*** Source text ***

As another aside, there is lot of smoking and drinking in Edson.

Author fact: Bill Morrissey is a real life singer-songwriter. I had a chance to listen to some of his performances on the internet. I would definitely go to a bar to hang out to enjoy his music.

Book trivia: this should be a movie. Josh Ritter could play the lead.

Playlist: Mississippi John Hurt, Joni Mitchell, Grace Paley, Johnny Hodges, the fictional Tyler Beckett, Righteous Brothers (“Unchained Melody”), Beethoven, Jimi Hendrix, Buddy Holly,

Nancy said: Pearl explains some of the plot.

BookLust Twist: from More Book Lust in the chapter called “Small-Town Life” (p 203).

Affliction

Banks, Russell. Affliction. New York: Harper & Row, 1989.

Wade Whitehouse could be an ordinary guy. He could be that small town, hard-working, have a beer with the boys, all-around nice guy. Except bad luck not only follows Wade like a hungry dog, it bites him when he’s down. No matter how caring Wade Whitehouse is on the inside, no matter how well-meaning he is, when things go wrong people know not to stand in his way. The smarter ones walk away. The entire tiny town of Lawford, New Hampshire knows Wade and his troubles. It’s no secret he has a mean streak that runs to the center of his very core. Alcohol and a nagging toothache only widen that streak until it takes over his whole being. In theory it’s not all Wade’s fault. Abused by his father during his formative years, Wade loses his wife, home and daughter when he himself turns violent. All he wants is more time with his daughter, a decent paycheck and a simple way of life. When none of these things come easily Wade sets out to unveil the truth and right the wrongs, using violence as the vehicle to do so. What makes Wade’s story so fascinating is that it is told from a younger brother’s perspective. Being in Massachusetts he is a comfortable distance from both his brother and the memories that have scarred him as well.

BookLust Twist: From More Book Lust in the chapter called, “Oh, Brother” (p 180).

Big If

Costello, Mark. Big If: a Novel. New York: W. W. Norton, 2002.

*** End of Source text ***
*** Data excerpts ***

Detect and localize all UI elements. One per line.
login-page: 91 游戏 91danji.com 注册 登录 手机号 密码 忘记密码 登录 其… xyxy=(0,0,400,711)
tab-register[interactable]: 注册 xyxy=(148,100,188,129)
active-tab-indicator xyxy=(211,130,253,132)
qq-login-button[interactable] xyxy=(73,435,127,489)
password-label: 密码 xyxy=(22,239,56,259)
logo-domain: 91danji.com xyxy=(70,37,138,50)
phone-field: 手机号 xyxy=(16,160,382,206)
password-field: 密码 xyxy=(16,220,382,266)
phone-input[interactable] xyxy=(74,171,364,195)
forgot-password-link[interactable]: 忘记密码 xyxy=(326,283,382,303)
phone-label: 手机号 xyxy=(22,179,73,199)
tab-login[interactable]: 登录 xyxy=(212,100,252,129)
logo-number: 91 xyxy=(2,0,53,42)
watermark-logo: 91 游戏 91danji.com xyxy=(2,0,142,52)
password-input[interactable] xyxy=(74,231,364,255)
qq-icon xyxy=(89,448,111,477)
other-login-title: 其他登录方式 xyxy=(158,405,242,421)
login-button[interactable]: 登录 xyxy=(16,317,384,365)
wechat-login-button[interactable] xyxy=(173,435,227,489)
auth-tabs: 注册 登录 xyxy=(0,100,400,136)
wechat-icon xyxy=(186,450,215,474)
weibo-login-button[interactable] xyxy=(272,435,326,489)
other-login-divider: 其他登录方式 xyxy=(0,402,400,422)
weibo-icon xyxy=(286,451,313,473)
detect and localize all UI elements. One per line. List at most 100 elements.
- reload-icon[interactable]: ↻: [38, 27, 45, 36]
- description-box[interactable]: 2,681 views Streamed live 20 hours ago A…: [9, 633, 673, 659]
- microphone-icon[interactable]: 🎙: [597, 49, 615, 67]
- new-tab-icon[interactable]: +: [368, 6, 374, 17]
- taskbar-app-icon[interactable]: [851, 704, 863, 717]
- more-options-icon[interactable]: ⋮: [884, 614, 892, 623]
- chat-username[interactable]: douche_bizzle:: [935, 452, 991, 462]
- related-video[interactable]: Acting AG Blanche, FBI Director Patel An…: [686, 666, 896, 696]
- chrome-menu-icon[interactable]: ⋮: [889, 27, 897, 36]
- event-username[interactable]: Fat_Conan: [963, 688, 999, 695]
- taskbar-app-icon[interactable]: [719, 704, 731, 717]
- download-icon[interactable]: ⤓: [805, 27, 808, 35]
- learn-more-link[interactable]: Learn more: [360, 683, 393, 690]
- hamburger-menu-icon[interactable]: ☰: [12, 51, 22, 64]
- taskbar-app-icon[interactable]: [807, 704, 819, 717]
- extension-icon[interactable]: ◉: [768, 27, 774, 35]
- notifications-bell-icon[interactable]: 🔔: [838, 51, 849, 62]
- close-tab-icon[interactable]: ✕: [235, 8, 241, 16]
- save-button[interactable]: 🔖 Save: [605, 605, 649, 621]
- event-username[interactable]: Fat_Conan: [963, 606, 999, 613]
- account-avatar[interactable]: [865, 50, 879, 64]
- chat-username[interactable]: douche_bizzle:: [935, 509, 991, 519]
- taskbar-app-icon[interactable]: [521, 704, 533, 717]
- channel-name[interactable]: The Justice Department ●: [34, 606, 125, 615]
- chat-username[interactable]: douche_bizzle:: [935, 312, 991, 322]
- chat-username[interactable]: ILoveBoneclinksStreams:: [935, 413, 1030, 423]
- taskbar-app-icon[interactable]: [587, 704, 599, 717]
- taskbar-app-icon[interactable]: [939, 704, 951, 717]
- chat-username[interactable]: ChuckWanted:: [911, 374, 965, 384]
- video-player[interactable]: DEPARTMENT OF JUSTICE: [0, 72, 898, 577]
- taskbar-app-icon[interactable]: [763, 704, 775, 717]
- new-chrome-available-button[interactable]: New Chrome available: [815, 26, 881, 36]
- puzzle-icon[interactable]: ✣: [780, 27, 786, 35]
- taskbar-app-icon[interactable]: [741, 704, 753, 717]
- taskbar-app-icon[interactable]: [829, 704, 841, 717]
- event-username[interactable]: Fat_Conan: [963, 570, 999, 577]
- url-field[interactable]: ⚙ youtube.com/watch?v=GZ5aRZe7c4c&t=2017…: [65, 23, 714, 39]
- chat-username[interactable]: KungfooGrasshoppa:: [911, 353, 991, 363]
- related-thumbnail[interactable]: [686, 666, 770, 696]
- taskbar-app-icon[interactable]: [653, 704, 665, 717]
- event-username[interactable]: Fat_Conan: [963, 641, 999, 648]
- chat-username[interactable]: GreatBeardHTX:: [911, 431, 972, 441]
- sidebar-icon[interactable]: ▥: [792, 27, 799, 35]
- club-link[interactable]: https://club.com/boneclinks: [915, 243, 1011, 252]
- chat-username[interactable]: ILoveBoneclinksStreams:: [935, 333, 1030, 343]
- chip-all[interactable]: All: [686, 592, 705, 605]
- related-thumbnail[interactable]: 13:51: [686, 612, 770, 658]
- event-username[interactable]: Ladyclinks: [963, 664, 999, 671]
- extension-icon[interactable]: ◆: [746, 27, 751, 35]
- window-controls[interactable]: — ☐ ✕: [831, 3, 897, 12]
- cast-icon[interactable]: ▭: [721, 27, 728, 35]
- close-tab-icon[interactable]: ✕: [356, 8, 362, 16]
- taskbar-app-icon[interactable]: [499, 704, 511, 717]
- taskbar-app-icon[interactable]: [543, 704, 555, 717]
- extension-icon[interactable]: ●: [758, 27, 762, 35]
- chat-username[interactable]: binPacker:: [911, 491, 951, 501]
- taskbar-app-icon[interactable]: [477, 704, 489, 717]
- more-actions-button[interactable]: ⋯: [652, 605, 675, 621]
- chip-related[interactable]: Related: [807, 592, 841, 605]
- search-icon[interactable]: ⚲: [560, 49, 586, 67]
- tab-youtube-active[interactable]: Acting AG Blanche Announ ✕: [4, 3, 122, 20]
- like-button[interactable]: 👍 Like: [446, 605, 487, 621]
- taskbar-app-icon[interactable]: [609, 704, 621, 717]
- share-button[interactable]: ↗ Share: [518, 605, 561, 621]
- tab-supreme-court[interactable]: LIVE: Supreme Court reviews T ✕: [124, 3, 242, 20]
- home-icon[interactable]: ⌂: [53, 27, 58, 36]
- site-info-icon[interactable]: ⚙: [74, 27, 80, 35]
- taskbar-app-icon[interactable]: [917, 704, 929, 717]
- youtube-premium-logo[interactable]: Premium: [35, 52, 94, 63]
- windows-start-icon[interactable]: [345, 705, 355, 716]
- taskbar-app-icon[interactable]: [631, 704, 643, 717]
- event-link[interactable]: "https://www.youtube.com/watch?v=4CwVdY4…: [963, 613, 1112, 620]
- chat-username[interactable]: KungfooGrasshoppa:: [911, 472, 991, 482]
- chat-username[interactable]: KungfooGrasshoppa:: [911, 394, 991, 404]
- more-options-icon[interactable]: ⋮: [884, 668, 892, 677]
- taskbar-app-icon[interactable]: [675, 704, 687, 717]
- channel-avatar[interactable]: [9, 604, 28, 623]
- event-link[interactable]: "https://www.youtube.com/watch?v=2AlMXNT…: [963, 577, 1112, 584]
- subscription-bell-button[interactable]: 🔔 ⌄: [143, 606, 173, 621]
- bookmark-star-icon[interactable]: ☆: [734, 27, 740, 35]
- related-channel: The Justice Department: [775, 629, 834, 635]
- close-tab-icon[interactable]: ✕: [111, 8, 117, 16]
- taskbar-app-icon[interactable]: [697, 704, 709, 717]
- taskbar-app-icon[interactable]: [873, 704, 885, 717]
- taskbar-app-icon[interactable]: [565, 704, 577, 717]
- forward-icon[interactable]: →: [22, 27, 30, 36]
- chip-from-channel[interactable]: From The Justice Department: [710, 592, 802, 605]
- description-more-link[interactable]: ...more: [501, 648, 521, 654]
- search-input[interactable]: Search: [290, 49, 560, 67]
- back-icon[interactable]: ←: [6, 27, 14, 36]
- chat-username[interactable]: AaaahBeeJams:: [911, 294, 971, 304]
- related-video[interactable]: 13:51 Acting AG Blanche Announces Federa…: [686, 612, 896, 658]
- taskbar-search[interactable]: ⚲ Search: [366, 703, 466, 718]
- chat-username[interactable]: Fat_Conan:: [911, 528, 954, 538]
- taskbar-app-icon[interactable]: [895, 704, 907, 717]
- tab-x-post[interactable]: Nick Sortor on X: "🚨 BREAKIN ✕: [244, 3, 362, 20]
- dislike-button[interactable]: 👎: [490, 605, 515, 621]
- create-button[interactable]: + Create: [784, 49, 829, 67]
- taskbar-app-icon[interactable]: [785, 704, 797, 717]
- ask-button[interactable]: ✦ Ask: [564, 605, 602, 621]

*** End of Data excerpts ***

◆ Exercise goal ◆
Carry on the book reviews from the point where they stop.

◆ Written response ◆
I love it when everything about a book comes together. Meaning, when the plot is exciting and moves along like a river after a good hard rain and characters are detailed and dynamic and even the small stuff is interesting. When all these things come together I can’t put a book down. I read this over the weekend. that should tell you something.

Jens and Vi Asplund are adult siblings with very different lives. Jens lives in New Hampshire with his real estate wife and toddler son. He spends his days as a computer programmer writing programs for violent video games his patriotic father never approved of. His sister, Violet is Secret Service bodyguard sworn to protect the life of the Vice President of the United States during an election campaign. She has nothing that resembles a social life, a love life, or even a home life. If she is lonely she would never admit it.

Big If  takes you inside the creative and neurotic genius of software programmers. Simultaneously, you are drawn into every potential threat made to high powered public officials, as well as reliving old threats-come-true like the assassination attempt on President Reagan. Jens and Vi couldn’t have different lives and seem worlds apart…until they collide.

Favorite line: “This was another Rocky trick, fukc this legalistic sh!t, talk to crazy people in the crazy people language” (p36).

BookLust Twist: From More Book Lust in the chapter “New England Novels” (p 177).